• [SHORT TASK]
Return all of the entries exactly, with nothing added or left out.

##### EXTRACTED RECORDS #####

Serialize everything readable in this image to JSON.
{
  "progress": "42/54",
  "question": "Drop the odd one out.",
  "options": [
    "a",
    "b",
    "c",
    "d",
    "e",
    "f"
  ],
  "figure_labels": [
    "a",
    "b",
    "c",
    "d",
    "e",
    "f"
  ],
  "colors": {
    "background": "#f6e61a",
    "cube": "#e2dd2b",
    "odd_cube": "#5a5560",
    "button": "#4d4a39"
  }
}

#####

• [FINAL RESULT]
Serialize everything readable in this image to JSON.
{
  "progress": "42/54",
  "question": "Drop the odd one out.",
  "options": [
    "a",
    "b",
    "c",
    "d",
    "e",
    "f"
  ],
  "figure_labels": [
    "a",
    "b",
    "c",
    "d",
    "e",
    "f"
  ],
  "colors": {
    "background": "#f6e61a",
    "cube": "#e2dd2b",
    "odd_cube": "#5a5560",
    "button": "#4d4a39"
  }
}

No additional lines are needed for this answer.